▶ _WRITTEN INSTRUCTION_:
Check each line for the string "질량불균형토크의" and give only the count of lines that have it.

▶ _DATASET CONTENT_:
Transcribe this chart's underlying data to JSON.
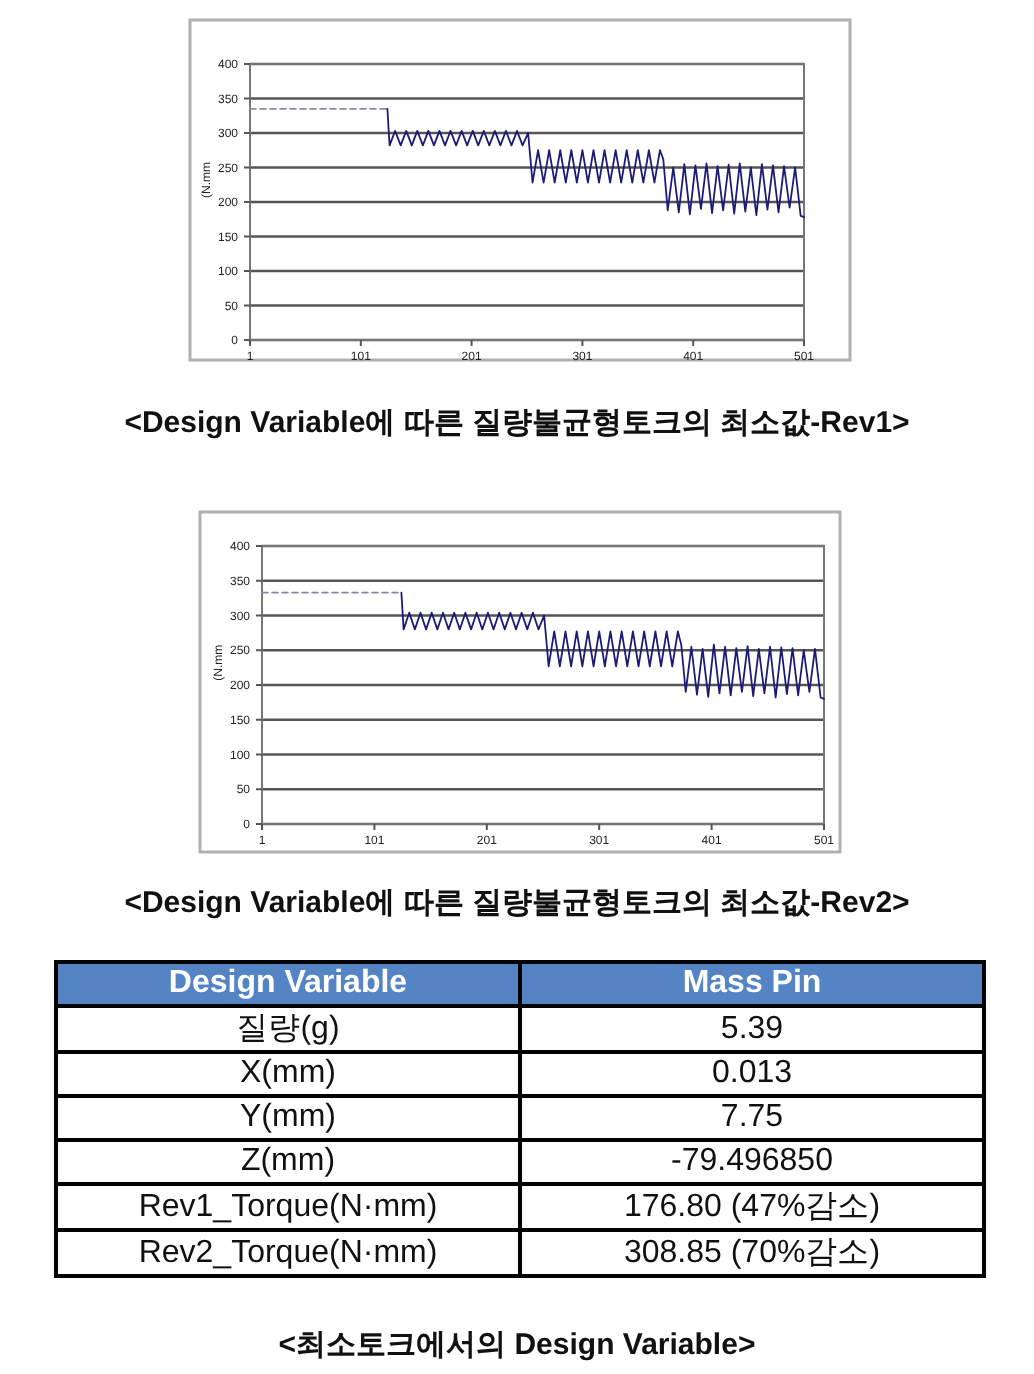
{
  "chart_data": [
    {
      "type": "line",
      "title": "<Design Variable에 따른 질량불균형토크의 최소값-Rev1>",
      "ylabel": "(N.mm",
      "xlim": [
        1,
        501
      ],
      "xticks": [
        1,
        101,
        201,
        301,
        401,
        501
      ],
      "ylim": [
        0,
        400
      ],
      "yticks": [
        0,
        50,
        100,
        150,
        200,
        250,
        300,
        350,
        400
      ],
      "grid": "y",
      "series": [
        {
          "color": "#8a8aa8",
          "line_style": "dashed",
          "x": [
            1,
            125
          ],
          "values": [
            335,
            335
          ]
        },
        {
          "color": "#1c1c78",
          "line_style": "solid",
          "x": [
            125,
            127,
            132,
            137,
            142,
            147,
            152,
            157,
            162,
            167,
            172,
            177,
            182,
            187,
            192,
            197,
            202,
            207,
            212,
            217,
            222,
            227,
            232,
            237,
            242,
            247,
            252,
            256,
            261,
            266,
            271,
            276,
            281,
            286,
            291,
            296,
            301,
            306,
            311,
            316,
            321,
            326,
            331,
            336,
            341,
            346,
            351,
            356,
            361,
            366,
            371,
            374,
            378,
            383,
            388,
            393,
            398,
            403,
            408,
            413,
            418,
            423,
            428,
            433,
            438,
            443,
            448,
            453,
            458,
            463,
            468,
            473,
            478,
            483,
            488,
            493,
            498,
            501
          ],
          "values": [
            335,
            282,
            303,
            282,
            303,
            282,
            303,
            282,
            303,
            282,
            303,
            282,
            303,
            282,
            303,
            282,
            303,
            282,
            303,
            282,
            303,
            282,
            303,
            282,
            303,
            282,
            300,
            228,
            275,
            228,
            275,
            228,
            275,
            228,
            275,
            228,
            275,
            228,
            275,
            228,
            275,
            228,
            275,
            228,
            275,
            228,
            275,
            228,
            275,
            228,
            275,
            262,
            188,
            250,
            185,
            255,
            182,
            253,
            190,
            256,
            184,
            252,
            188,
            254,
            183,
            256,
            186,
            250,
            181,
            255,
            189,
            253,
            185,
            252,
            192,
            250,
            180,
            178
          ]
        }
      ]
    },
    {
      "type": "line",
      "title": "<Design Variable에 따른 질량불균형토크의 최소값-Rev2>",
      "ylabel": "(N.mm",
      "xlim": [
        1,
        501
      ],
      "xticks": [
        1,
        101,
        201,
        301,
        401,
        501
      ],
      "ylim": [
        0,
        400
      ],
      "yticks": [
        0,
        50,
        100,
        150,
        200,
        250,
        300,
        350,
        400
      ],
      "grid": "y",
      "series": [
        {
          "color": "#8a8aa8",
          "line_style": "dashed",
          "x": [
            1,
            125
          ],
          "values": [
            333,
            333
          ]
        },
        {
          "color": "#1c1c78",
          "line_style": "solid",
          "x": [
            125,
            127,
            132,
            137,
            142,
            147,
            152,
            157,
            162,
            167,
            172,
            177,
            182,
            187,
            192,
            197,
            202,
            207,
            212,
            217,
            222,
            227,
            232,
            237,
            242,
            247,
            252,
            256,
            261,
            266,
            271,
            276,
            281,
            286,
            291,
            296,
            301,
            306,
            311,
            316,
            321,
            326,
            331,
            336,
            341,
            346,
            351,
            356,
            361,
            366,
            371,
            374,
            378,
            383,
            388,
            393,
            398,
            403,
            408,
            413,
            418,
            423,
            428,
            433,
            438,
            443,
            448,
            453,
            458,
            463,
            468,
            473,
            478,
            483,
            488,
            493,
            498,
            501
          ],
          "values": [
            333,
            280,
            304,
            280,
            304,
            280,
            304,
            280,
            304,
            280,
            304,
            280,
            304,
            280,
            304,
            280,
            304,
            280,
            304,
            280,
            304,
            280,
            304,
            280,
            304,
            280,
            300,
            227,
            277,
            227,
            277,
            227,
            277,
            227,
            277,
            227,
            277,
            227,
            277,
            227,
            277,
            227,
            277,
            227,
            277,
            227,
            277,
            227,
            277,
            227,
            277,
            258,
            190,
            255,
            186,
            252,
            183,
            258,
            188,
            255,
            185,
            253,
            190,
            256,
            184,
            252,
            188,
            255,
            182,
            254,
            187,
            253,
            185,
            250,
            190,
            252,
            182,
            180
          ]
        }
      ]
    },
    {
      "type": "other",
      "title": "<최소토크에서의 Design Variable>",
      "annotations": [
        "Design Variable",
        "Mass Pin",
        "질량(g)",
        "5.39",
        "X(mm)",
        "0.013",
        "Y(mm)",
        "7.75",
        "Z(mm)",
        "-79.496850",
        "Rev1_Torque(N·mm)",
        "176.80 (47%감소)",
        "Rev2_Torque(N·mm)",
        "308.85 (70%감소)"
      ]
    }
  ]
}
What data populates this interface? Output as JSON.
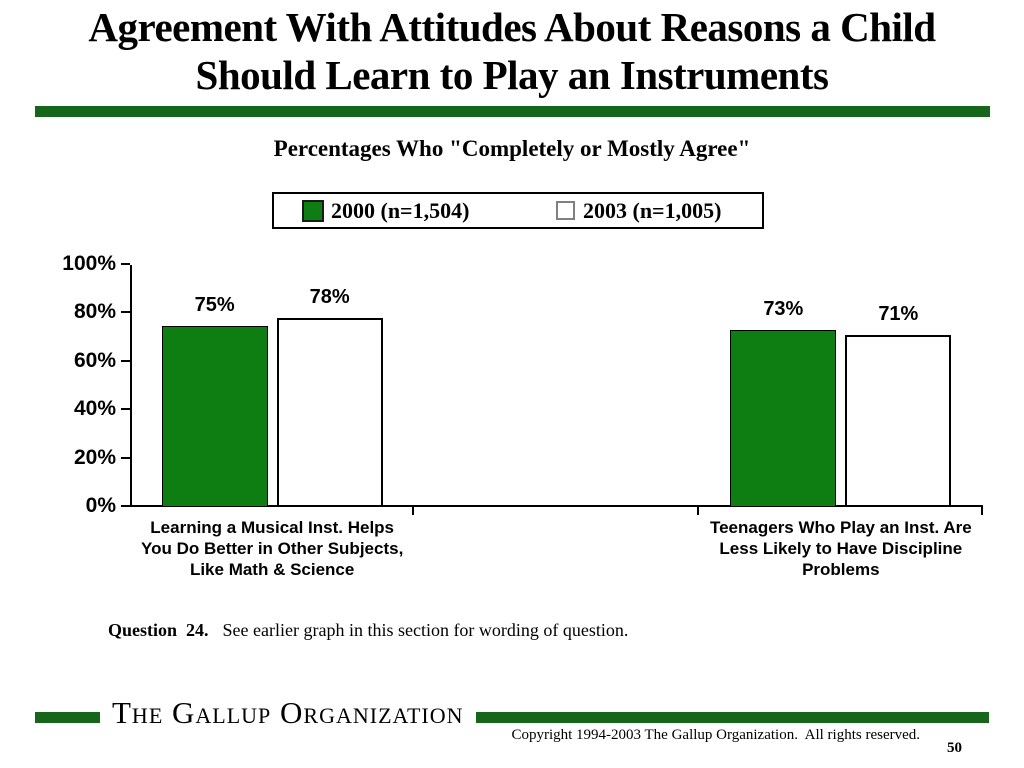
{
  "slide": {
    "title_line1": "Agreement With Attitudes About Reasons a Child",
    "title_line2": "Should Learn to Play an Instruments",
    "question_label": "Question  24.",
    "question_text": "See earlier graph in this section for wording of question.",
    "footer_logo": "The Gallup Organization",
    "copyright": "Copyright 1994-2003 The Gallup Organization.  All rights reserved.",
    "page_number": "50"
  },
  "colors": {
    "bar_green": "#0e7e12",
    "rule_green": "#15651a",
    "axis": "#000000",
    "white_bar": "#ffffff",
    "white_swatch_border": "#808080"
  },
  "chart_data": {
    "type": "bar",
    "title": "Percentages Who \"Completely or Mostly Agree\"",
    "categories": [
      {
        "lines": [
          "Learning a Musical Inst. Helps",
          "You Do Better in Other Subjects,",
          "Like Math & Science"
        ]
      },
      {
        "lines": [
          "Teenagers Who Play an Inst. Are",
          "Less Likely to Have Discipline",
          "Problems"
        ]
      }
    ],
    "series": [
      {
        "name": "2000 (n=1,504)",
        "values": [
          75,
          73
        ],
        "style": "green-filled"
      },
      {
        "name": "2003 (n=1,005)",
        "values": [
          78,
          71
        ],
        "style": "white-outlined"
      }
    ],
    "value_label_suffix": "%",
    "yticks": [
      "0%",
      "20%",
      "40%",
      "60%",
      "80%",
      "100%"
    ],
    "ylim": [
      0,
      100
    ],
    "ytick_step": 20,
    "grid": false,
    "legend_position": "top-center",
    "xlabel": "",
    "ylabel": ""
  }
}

▶ _RESPONSE TO THIS EXERCISE_:
2